[Exercise prompt]: Copy out all of the data below with no alterations.

* start *

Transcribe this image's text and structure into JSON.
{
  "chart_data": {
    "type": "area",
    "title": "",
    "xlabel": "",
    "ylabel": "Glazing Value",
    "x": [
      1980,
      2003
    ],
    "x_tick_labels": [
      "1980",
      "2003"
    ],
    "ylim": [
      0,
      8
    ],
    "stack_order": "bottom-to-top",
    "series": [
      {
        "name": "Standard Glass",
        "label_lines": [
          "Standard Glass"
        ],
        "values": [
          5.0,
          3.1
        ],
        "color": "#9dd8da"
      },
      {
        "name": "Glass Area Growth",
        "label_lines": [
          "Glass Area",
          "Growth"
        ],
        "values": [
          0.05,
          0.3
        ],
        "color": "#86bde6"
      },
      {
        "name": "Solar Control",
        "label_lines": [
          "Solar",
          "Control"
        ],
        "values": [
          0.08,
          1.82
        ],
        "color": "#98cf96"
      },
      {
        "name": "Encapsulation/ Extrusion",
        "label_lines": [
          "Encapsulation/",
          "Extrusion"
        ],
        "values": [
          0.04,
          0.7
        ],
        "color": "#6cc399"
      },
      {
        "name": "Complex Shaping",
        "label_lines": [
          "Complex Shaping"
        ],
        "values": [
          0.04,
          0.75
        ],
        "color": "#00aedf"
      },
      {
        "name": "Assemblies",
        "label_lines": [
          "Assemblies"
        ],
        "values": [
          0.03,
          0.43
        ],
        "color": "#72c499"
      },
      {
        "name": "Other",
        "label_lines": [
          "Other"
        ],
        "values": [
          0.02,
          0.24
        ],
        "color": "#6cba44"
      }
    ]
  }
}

* end *

[Final result]:
Transcribe this image's text and structure into JSON.
{
  "chart_data": {
    "type": "area",
    "title": "",
    "xlabel": "",
    "ylabel": "Glazing Value",
    "x": [
      1980,
      2003
    ],
    "x_tick_labels": [
      "1980",
      "2003"
    ],
    "ylim": [
      0,
      8
    ],
    "stack_order": "bottom-to-top",
    "series": [
      {
        "name": "Standard Glass",
        "label_lines": [
          "Standard Glass"
        ],
        "values": [
          5.0,
          3.1
        ],
        "color": "#9dd8da"
      },
      {
        "name": "Glass Area Growth",
        "label_lines": [
          "Glass Area",
          "Growth"
        ],
        "values": [
          0.05,
          0.3
        ],
        "color": "#86bde6"
      },
      {
        "name": "Solar Control",
        "label_lines": [
          "Solar",
          "Control"
        ],
        "values": [
          0.08,
          1.82
        ],
        "color": "#98cf96"
      },
      {
        "name": "Encapsulation/ Extrusion",
        "label_lines": [
          "Encapsulation/",
          "Extrusion"
        ],
        "values": [
          0.04,
          0.7
        ],
        "color": "#6cc399"
      },
      {
        "name": "Complex Shaping",
        "label_lines": [
          "Complex Shaping"
        ],
        "values": [
          0.04,
          0.75
        ],
        "color": "#00aedf"
      },
      {
        "name": "Assemblies",
        "label_lines": [
          "Assemblies"
        ],
        "values": [
          0.03,
          0.43
        ],
        "color": "#72c499"
      },
      {
        "name": "Other",
        "label_lines": [
          "Other"
        ],
        "values": [
          0.02,
          0.24
        ],
        "color": "#6cba44"
      }
    ]
  }
}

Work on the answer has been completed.